#### SHORT TASK:
In the data below, quote word for word every line from the one containing "filter-chip-search-type[interactable]: 検索タイプ: 画像" through the one containing "metric-total-clicks[interactable]: 合計クリック数 3", including both of those lines.

--- START OF RECORDS TO USE ---

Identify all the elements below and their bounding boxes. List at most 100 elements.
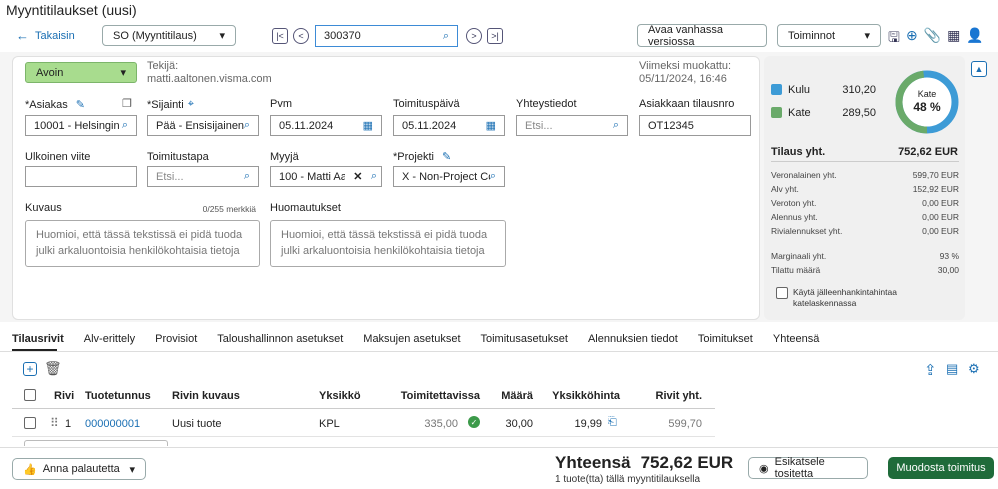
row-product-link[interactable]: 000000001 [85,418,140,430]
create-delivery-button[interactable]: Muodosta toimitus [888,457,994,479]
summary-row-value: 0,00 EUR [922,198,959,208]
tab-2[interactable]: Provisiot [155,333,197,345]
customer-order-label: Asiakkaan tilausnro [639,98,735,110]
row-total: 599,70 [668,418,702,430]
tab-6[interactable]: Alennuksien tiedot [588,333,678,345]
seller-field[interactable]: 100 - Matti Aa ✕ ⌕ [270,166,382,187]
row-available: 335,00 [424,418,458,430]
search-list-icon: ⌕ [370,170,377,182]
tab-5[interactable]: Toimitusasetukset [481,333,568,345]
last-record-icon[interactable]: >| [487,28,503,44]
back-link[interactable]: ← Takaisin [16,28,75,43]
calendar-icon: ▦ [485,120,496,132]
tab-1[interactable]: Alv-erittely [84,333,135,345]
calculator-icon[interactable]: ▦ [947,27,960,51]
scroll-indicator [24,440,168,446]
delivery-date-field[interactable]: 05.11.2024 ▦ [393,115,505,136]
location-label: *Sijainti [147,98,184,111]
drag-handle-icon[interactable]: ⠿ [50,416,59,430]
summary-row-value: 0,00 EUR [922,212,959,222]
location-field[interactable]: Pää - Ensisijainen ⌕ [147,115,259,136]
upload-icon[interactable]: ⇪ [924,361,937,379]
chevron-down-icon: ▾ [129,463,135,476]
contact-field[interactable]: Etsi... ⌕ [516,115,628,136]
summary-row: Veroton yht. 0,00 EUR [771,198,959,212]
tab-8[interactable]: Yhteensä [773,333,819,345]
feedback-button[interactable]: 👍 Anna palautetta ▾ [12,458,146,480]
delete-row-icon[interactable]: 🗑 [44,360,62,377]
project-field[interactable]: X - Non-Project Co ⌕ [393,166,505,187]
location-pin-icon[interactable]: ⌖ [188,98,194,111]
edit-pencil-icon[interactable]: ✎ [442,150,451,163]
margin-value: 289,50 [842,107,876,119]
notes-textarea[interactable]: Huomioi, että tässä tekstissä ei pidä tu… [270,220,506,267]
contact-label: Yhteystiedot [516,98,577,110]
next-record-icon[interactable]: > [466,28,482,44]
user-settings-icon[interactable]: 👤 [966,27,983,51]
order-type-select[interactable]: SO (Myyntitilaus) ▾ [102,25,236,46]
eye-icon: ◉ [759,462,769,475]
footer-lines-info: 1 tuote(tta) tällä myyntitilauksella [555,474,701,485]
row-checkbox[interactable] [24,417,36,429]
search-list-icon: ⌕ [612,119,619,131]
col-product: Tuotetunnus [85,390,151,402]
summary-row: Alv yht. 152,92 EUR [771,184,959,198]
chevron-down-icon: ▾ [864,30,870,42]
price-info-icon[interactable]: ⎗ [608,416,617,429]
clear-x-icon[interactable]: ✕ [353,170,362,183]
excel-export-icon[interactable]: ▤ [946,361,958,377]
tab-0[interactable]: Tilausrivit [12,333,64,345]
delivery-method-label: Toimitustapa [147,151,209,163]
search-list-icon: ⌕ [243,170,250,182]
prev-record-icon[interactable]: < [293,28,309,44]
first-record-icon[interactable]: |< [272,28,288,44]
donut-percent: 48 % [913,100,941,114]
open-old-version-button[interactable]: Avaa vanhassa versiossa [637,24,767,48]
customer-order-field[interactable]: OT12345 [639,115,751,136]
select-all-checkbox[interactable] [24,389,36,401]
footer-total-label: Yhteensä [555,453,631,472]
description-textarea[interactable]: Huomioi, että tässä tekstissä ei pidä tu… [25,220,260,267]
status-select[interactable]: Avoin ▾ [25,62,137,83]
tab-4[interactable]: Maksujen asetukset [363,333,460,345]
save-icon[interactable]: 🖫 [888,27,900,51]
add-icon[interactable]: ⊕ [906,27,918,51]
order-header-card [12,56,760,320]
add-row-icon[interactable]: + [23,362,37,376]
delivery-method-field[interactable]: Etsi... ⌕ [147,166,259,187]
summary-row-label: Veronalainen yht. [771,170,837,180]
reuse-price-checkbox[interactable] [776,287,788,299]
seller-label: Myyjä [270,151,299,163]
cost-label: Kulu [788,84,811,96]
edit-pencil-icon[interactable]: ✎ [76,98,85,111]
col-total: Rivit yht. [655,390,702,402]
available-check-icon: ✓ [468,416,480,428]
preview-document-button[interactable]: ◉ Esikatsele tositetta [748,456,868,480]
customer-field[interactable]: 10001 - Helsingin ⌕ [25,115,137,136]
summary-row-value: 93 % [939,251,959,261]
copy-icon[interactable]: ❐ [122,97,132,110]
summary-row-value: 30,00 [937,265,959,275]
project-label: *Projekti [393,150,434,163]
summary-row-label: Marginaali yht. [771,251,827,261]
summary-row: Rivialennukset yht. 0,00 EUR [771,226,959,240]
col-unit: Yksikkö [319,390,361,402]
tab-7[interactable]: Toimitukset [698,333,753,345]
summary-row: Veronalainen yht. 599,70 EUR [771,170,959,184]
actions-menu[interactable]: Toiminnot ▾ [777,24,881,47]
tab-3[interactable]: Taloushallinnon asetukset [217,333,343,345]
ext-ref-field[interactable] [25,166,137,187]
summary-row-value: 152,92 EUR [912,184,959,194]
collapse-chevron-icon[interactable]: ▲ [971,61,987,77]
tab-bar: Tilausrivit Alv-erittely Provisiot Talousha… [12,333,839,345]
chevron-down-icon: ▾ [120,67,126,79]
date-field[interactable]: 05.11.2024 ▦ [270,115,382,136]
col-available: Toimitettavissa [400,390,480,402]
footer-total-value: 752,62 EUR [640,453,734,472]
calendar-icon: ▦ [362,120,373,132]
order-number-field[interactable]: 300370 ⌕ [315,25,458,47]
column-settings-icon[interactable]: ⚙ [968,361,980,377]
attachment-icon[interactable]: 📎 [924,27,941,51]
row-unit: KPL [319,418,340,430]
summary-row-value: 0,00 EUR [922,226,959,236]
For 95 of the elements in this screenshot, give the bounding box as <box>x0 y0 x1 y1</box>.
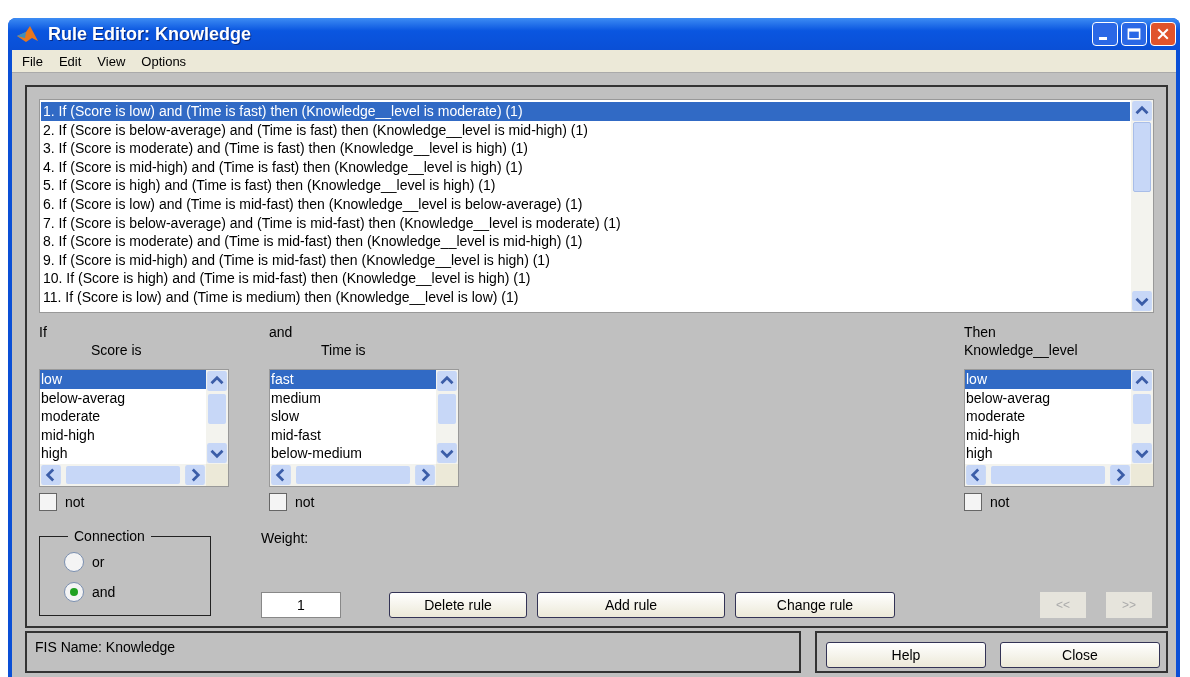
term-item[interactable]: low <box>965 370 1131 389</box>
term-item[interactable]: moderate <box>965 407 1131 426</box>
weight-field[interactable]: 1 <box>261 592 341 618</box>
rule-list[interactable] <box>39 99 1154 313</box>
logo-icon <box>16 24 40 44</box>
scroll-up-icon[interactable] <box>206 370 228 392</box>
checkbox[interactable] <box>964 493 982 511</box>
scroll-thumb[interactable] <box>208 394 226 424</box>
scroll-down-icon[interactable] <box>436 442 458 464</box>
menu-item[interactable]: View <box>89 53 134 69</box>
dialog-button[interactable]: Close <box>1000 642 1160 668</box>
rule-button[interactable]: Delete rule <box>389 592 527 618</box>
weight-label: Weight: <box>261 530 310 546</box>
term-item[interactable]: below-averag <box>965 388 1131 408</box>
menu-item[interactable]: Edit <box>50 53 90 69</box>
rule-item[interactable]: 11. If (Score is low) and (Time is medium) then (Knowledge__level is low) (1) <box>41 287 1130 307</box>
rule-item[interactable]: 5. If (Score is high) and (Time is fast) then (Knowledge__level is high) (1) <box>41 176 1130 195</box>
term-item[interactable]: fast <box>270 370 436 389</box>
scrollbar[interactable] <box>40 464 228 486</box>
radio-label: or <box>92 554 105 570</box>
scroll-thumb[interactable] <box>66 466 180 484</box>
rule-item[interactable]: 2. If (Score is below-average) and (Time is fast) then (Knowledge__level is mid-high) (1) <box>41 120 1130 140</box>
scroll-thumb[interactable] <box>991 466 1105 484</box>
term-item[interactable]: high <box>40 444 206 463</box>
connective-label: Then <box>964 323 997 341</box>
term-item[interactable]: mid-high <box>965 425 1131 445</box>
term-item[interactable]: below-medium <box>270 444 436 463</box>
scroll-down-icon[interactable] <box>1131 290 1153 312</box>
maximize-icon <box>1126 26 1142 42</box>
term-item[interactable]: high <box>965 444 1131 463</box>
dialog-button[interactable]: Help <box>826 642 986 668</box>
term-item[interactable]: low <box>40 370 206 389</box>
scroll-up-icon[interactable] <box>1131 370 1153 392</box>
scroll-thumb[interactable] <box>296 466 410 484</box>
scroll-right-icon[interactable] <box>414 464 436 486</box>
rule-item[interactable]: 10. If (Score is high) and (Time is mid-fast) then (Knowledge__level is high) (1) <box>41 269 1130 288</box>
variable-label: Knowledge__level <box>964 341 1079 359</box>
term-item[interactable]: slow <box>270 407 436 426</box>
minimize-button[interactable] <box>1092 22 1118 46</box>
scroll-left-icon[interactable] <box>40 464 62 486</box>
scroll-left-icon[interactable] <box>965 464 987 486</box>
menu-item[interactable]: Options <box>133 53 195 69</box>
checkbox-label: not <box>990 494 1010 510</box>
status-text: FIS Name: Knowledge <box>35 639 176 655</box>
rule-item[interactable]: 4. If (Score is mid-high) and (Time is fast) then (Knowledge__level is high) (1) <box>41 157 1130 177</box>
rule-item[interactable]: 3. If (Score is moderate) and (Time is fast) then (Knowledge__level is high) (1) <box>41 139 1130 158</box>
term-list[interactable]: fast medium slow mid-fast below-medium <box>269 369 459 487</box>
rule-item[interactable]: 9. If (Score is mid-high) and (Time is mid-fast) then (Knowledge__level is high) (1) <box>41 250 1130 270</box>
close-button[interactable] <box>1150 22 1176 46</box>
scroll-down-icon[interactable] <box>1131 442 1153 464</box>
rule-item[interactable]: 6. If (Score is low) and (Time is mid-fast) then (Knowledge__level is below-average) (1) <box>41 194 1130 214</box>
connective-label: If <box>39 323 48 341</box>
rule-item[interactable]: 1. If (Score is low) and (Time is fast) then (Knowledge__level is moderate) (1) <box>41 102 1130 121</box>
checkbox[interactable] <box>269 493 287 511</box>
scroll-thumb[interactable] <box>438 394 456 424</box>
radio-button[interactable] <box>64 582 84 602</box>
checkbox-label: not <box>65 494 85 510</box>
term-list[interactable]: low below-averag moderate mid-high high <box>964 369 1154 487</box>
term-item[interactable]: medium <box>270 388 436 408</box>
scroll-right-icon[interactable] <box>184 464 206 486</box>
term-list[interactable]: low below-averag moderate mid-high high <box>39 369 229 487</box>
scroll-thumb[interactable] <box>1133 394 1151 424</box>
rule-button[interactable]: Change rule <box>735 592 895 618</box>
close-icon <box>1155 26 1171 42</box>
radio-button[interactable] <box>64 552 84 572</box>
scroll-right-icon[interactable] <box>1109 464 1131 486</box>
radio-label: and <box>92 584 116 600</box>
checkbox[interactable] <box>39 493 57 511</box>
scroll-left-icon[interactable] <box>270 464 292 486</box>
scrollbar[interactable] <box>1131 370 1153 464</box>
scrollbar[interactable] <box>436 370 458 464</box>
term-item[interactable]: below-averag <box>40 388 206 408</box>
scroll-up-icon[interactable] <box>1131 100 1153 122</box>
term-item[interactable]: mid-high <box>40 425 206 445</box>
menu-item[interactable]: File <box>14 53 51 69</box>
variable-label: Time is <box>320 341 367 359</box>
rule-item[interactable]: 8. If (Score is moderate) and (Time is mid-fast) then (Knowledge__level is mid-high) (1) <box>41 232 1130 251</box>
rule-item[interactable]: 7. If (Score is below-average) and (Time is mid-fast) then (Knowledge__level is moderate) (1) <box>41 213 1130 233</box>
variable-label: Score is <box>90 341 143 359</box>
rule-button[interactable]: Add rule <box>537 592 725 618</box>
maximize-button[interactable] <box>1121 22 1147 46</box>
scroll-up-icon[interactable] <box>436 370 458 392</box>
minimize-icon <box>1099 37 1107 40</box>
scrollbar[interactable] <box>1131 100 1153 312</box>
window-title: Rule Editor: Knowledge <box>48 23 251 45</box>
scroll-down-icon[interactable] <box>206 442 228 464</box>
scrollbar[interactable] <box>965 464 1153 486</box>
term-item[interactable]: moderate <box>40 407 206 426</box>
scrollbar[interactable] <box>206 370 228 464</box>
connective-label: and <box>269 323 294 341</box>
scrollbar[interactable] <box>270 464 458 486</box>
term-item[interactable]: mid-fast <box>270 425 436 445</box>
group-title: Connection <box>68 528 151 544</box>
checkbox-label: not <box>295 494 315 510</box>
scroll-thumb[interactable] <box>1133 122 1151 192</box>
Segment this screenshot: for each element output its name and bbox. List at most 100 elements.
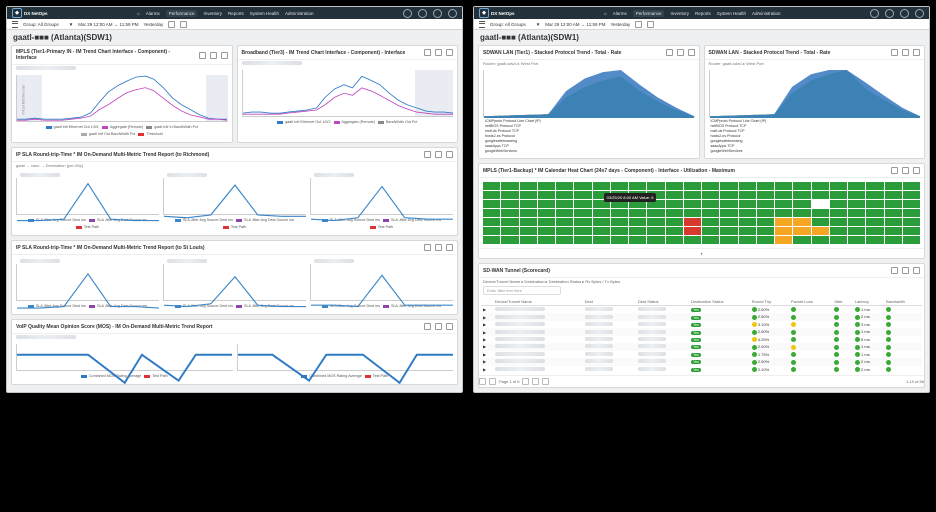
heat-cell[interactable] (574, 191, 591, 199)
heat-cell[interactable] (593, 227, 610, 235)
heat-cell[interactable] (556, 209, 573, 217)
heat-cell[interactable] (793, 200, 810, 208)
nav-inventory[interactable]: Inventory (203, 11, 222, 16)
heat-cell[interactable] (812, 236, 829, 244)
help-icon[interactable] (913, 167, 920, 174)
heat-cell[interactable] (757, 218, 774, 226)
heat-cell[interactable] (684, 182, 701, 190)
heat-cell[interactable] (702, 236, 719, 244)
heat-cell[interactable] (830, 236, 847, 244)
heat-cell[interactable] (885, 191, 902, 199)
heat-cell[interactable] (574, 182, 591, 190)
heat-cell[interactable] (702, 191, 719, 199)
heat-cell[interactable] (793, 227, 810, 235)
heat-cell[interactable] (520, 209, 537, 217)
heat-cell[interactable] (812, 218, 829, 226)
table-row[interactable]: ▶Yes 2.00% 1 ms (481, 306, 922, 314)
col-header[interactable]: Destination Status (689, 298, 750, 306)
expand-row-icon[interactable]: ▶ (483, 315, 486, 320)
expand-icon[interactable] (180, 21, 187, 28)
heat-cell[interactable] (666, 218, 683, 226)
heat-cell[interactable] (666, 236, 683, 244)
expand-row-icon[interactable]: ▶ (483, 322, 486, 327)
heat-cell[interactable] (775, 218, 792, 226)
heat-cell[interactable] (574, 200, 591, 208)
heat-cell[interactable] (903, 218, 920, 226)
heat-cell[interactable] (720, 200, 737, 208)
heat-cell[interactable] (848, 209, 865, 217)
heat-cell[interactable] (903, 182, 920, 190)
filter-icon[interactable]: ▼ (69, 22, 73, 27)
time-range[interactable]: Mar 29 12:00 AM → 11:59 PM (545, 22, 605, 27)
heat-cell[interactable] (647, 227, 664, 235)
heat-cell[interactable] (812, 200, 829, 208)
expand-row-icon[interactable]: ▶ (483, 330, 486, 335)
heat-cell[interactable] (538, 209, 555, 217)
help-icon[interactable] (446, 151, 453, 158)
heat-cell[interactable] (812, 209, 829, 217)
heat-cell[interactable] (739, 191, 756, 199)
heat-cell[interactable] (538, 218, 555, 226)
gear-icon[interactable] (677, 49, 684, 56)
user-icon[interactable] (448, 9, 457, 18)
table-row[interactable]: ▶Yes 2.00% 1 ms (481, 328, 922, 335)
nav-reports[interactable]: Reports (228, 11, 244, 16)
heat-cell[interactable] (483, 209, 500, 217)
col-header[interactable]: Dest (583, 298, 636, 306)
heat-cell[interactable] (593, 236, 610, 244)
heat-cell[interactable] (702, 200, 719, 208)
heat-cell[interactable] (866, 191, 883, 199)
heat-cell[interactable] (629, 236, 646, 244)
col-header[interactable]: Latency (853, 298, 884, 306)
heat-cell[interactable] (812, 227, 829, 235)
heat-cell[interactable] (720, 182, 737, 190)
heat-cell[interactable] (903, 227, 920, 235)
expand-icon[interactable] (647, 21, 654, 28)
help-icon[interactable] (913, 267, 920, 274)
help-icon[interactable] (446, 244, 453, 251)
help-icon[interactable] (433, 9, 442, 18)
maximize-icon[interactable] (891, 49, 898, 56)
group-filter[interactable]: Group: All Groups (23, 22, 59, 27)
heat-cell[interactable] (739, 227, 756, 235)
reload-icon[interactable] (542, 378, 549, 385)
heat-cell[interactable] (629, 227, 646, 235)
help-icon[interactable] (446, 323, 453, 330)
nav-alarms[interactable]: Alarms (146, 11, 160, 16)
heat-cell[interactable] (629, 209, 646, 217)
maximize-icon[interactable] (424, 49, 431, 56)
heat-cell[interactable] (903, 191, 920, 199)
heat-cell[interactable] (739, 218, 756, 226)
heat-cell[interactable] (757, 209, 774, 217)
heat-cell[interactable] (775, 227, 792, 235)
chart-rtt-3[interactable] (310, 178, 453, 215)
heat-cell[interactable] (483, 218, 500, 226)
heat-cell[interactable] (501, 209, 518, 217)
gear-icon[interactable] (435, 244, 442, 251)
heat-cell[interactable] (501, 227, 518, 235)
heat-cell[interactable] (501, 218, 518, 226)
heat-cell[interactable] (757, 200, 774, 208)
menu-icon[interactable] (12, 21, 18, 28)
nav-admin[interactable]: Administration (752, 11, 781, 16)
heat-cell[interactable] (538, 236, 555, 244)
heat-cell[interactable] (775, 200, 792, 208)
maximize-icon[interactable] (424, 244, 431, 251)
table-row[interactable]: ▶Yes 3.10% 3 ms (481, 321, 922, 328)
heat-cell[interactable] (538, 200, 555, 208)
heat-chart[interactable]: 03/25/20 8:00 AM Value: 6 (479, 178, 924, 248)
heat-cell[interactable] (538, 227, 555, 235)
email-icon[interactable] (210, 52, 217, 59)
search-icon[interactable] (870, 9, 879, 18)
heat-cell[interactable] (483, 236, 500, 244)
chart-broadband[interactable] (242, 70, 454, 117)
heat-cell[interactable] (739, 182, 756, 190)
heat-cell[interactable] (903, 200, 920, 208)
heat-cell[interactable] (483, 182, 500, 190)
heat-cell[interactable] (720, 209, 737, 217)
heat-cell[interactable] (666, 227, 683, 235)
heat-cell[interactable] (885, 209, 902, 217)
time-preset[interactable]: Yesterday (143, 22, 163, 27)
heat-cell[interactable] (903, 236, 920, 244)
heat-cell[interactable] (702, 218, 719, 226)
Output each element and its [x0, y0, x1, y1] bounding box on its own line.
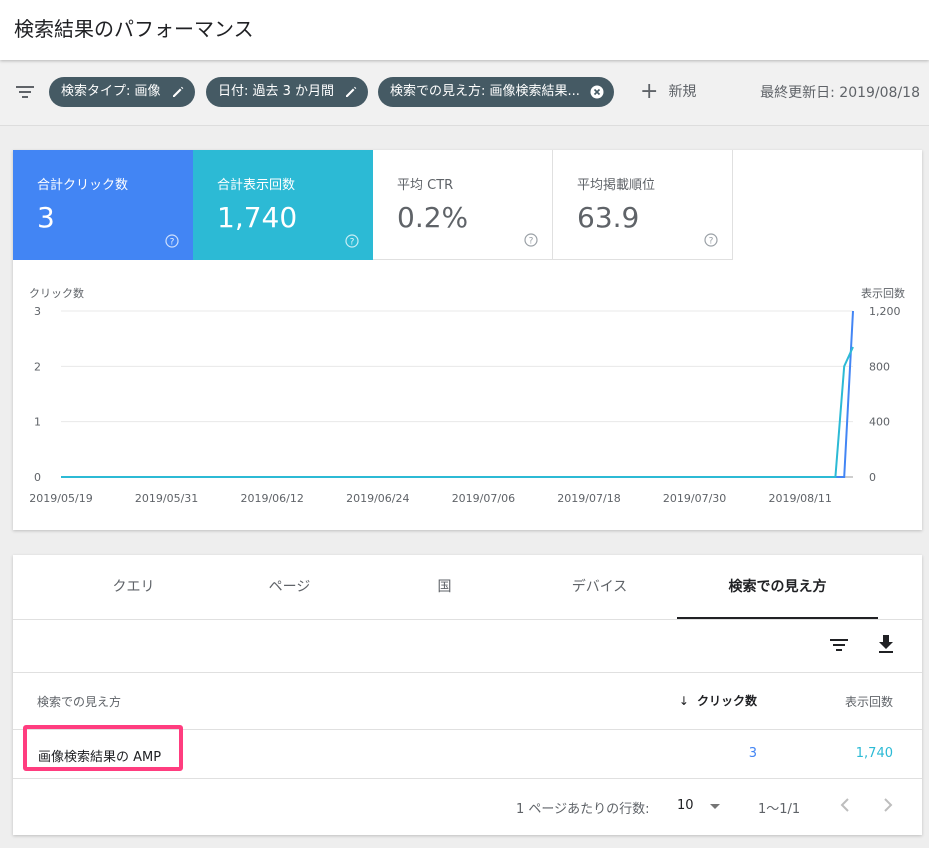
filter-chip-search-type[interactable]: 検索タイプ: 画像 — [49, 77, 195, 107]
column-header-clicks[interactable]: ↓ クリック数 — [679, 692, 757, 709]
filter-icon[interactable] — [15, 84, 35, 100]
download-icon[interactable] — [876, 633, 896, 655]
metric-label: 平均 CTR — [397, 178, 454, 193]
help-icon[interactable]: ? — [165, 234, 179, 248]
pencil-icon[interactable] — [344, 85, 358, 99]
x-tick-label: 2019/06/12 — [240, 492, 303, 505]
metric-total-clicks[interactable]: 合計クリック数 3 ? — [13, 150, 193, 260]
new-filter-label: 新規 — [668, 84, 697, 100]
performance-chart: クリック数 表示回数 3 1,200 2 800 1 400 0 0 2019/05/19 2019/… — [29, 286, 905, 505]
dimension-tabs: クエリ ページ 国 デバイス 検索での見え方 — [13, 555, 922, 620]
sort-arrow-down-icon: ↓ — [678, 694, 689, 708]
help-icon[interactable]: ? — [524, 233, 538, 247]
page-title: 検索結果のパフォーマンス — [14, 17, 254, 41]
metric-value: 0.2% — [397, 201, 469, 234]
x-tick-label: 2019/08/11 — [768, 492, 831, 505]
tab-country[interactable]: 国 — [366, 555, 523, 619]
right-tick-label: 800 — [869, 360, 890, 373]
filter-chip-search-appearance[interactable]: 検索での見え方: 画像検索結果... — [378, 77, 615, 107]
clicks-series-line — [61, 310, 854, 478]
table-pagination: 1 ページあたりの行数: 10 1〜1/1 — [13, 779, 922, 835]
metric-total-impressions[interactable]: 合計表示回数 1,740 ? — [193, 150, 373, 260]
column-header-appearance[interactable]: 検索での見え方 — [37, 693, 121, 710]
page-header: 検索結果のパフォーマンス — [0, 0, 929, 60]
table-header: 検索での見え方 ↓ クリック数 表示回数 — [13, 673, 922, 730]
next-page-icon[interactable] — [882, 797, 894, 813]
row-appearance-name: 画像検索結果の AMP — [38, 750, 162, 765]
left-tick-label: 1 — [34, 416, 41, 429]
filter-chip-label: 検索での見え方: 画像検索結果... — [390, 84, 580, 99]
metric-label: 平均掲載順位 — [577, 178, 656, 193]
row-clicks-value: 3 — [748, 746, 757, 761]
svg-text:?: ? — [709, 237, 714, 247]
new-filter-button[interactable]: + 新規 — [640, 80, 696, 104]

--- END OF RECORDS TO USE ---

#### SOLUTION TO THIS TASK:
filter-chip-search-type[interactable]: 検索タイプ: 画像 — [49, 77, 195, 107]
column-header-clicks[interactable]: ↓ クリック数 — [679, 692, 757, 709]
filter-icon[interactable] — [15, 84, 35, 100]
download-icon[interactable] — [876, 633, 896, 655]
metric-label: 平均 CTR — [397, 178, 454, 193]
help-icon[interactable]: ? — [165, 234, 179, 248]
pencil-icon[interactable] — [344, 85, 358, 99]
x-tick-label: 2019/06/12 — [240, 492, 303, 505]
metric-total-clicks[interactable]: 合計クリック数 3 ? — [13, 150, 193, 260]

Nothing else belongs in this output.